§ **What you need to do**
Can you print the data exactly and leave out each image?

§ **Exercise input**
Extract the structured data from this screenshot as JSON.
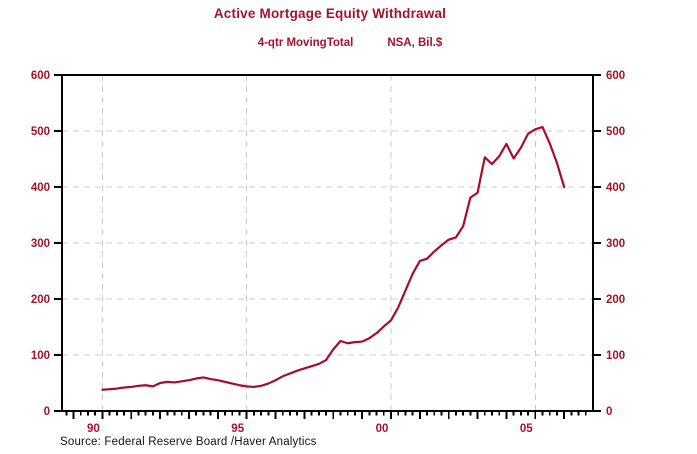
{
  "title": "Active Mortgage Equity Withdrawal",
  "subtitle": {
    "measure": "4-qtr MovingTotal",
    "units": "NSA, Bil.$"
  },
  "source": "Source:  Federal Reserve Board /Haver Analytics",
  "colors": {
    "line": "#A40E2D",
    "red_text": "#A4122E",
    "grid": "#CBCBCB",
    "axis": "#000000",
    "source_text": "#111111"
  },
  "chart_data": {
    "type": "line",
    "title": "Active Mortgage Equity Withdrawal",
    "subtitle": "4-qtr MovingTotal    NSA, Bil.$",
    "series_name": "Active Mortgage Equity Withdrawal, 4-qtr moving total (NSA, Bil.$)",
    "x_start_year": 1990.0,
    "x_step_years": 0.25,
    "start_quarter": "1990Q1",
    "end_quarter": "2006Q1",
    "values": [
      38,
      39,
      40,
      42,
      43,
      45,
      46,
      44,
      50,
      52,
      51,
      53,
      55,
      58,
      60,
      57,
      55,
      52,
      49,
      46,
      44,
      43,
      45,
      49,
      55,
      62,
      67,
      72,
      76,
      80,
      84,
      91,
      110,
      125,
      121,
      123,
      124,
      130,
      139,
      151,
      162,
      185,
      215,
      245,
      268,
      272,
      285,
      296,
      306,
      310,
      330,
      381,
      390,
      453,
      441,
      455,
      477,
      451,
      470,
      495,
      503,
      507,
      478,
      443,
      400
    ],
    "x_axis": {
      "range": [
        1988.6,
        2007.0
      ],
      "major_tick_years": [
        1990,
        1995,
        2000,
        2005
      ],
      "tick_labels": [
        "90",
        "95",
        "00",
        "05"
      ],
      "minor_tick_interval_years": 0.25,
      "year_tick_interval": 1
    },
    "y_axis": {
      "range": [
        0,
        600
      ],
      "ticks": [
        0,
        100,
        200,
        300,
        400,
        500,
        600
      ],
      "labels_both_sides": true
    },
    "grid": "dashed, light gray at every labeled tick",
    "legend_position": "none"
  }
}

§ **Output of the exercise**
Extract the structured data from this screenshot as JSON.
{
  "title": "Active Mortgage Equity Withdrawal",
  "subtitle": {
    "measure": "4-qtr MovingTotal",
    "units": "NSA, Bil.$"
  },
  "source": "Source:  Federal Reserve Board /Haver Analytics",
  "colors": {
    "line": "#A40E2D",
    "red_text": "#A4122E",
    "grid": "#CBCBCB",
    "axis": "#000000",
    "source_text": "#111111"
  },
  "chart_data": {
    "type": "line",
    "title": "Active Mortgage Equity Withdrawal",
    "subtitle": "4-qtr MovingTotal    NSA, Bil.$",
    "series_name": "Active Mortgage Equity Withdrawal, 4-qtr moving total (NSA, Bil.$)",
    "x_start_year": 1990.0,
    "x_step_years": 0.25,
    "start_quarter": "1990Q1",
    "end_quarter": "2006Q1",
    "values": [
      38,
      39,
      40,
      42,
      43,
      45,
      46,
      44,
      50,
      52,
      51,
      53,
      55,
      58,
      60,
      57,
      55,
      52,
      49,
      46,
      44,
      43,
      45,
      49,
      55,
      62,
      67,
      72,
      76,
      80,
      84,
      91,
      110,
      125,
      121,
      123,
      124,
      130,
      139,
      151,
      162,
      185,
      215,
      245,
      268,
      272,
      285,
      296,
      306,
      310,
      330,
      381,
      390,
      453,
      441,
      455,
      477,
      451,
      470,
      495,
      503,
      507,
      478,
      443,
      400
    ],
    "x_axis": {
      "range": [
        1988.6,
        2007.0
      ],
      "major_tick_years": [
        1990,
        1995,
        2000,
        2005
      ],
      "tick_labels": [
        "90",
        "95",
        "00",
        "05"
      ],
      "minor_tick_interval_years": 0.25,
      "year_tick_interval": 1
    },
    "y_axis": {
      "range": [
        0,
        600
      ],
      "ticks": [
        0,
        100,
        200,
        300,
        400,
        500,
        600
      ],
      "labels_both_sides": true
    },
    "grid": "dashed, light gray at every labeled tick",
    "legend_position": "none"
  }
}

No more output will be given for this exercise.